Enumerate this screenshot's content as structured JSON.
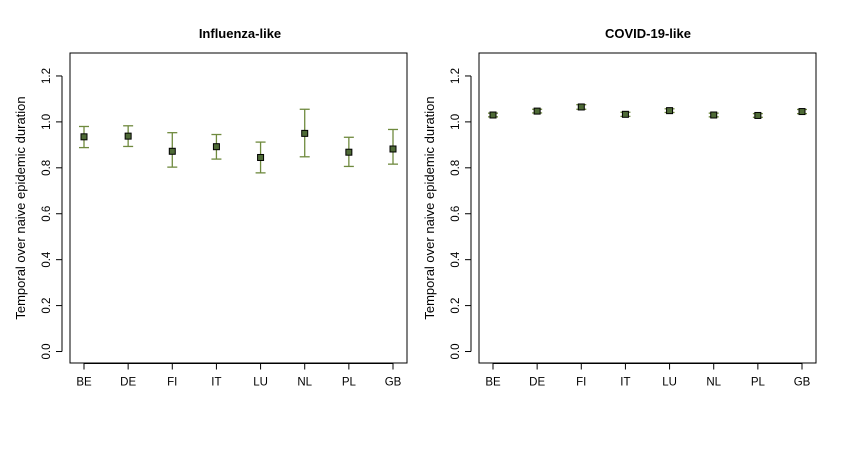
{
  "chart_data": [
    {
      "type": "scatter",
      "title": "Influenza-like",
      "xlabel": "",
      "ylabel": "Temporal over naive epidemic duration",
      "ylim": [
        -0.05,
        1.3
      ],
      "y_ticks": [
        "0.0",
        "0.2",
        "0.4",
        "0.6",
        "0.8",
        "1.0",
        "1.2"
      ],
      "categories": [
        "BE",
        "DE",
        "FI",
        "IT",
        "LU",
        "NL",
        "PL",
        "GB"
      ],
      "values": [
        0.935,
        0.938,
        0.872,
        0.892,
        0.845,
        0.95,
        0.868,
        0.882
      ],
      "lower": [
        0.888,
        0.893,
        0.803,
        0.838,
        0.778,
        0.848,
        0.806,
        0.816
      ],
      "upper": [
        0.98,
        0.983,
        0.953,
        0.945,
        0.912,
        1.055,
        0.933,
        0.967
      ],
      "grid": false,
      "colors": {
        "point": "#4e6a36",
        "errorbar": "#6f8a3e",
        "outline": "#000000"
      }
    },
    {
      "type": "scatter",
      "title": "COVID-19-like",
      "xlabel": "",
      "ylabel": "Temporal over naive epidemic duration",
      "ylim": [
        -0.05,
        1.3
      ],
      "y_ticks": [
        "0.0",
        "0.2",
        "0.4",
        "0.6",
        "0.8",
        "1.0",
        "1.2"
      ],
      "categories": [
        "BE",
        "DE",
        "FI",
        "IT",
        "LU",
        "NL",
        "PL",
        "GB"
      ],
      "values": [
        1.03,
        1.047,
        1.065,
        1.033,
        1.049,
        1.03,
        1.028,
        1.045
      ],
      "lower": [
        1.022,
        1.039,
        1.055,
        1.024,
        1.041,
        1.022,
        1.02,
        1.036
      ],
      "upper": [
        1.038,
        1.055,
        1.075,
        1.042,
        1.057,
        1.038,
        1.036,
        1.054
      ],
      "grid": false,
      "colors": {
        "point": "#4e6a36",
        "errorbar": "#6f8a3e",
        "outline": "#000000"
      }
    }
  ]
}
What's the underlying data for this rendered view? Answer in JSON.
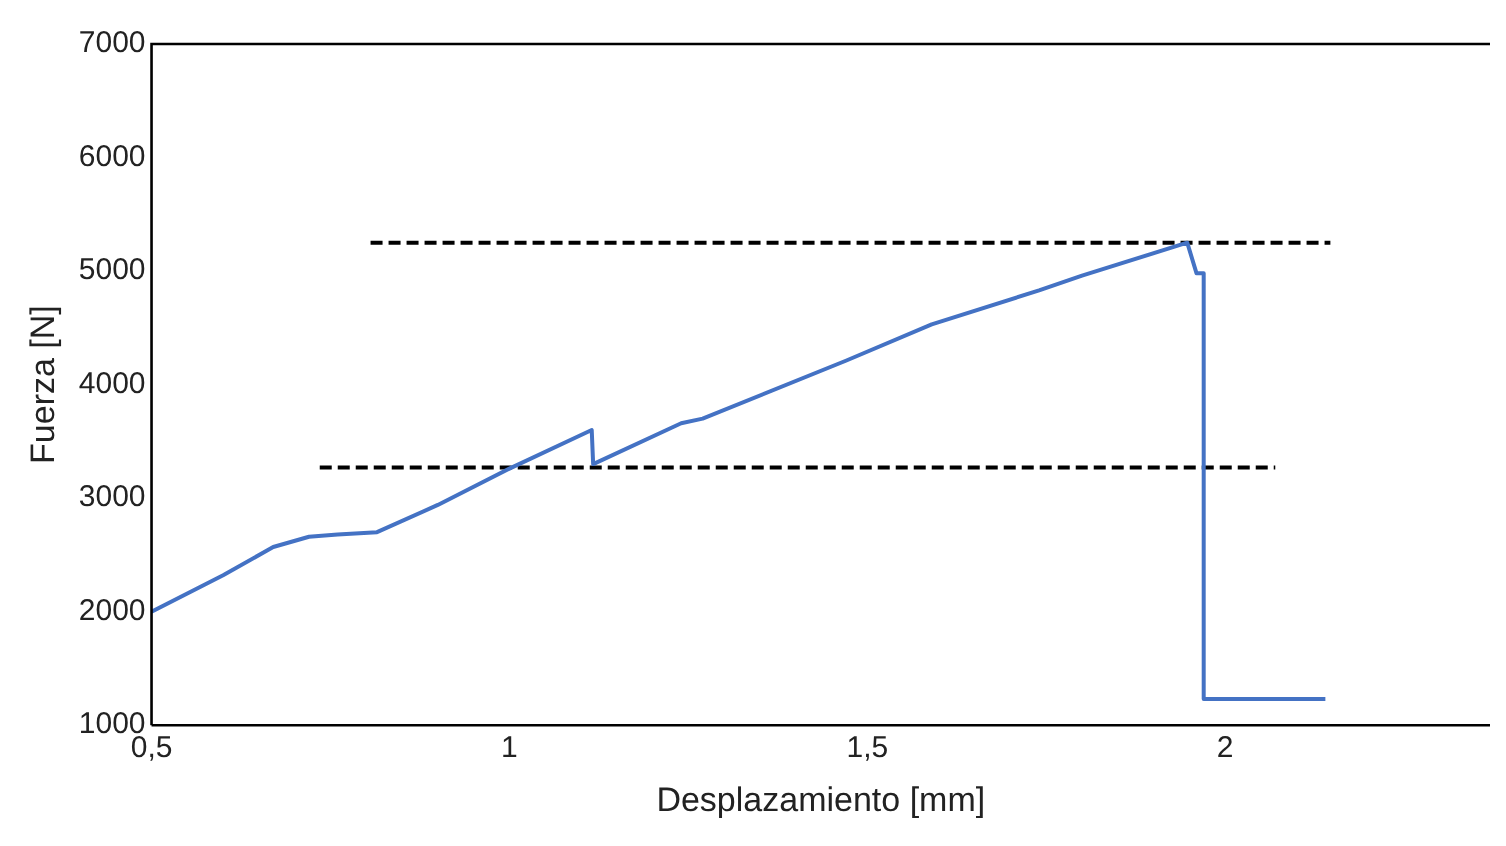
{
  "chart_data": {
    "type": "line",
    "xlabel": "Desplazamiento [mm]",
    "ylabel": "Fuerza [N]",
    "xlim": [
      0.5,
      2.37
    ],
    "xticks": [
      {
        "value": 0.5,
        "label": "0,5"
      },
      1,
      {
        "value": 1.5,
        "label": "1,5"
      },
      2
    ],
    "ylim": [
      1000,
      7000
    ],
    "yticks": [
      1000,
      2000,
      3000,
      4000,
      5000,
      6000,
      7000
    ],
    "grid": false,
    "legend": false,
    "marker": "none",
    "series": [
      {
        "color": "#4472c4",
        "line_style": "solid",
        "x": [
          0.5,
          0.6,
          0.67,
          0.72,
          0.76,
          0.815,
          0.9,
          1.0,
          1.115,
          1.117,
          1.24,
          1.27,
          1.47,
          1.59,
          1.74,
          1.8,
          1.947,
          1.96,
          1.97,
          1.97,
          2.14
        ],
        "values": [
          2000,
          2320,
          2570,
          2660,
          2680,
          2700,
          2940,
          3260,
          3600,
          3300,
          3660,
          3700,
          4210,
          4530,
          4830,
          4960,
          5250,
          4980,
          4980,
          1230,
          1230
        ]
      },
      {
        "color": "#000000",
        "line_style": "dashed",
        "x": [
          0.806,
          2.147
        ],
        "values": [
          5250,
          5250
        ]
      },
      {
        "color": "#000000",
        "line_style": "dashed",
        "x": [
          0.735,
          2.07
        ],
        "values": [
          3270,
          3270
        ]
      }
    ]
  }
}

==*==

### Exercise goal:
From the material above, gather all lines that include the string "like" and copy them.

### Task result:
      "title": "Influenza-like",
      "title": "COVID-19-like",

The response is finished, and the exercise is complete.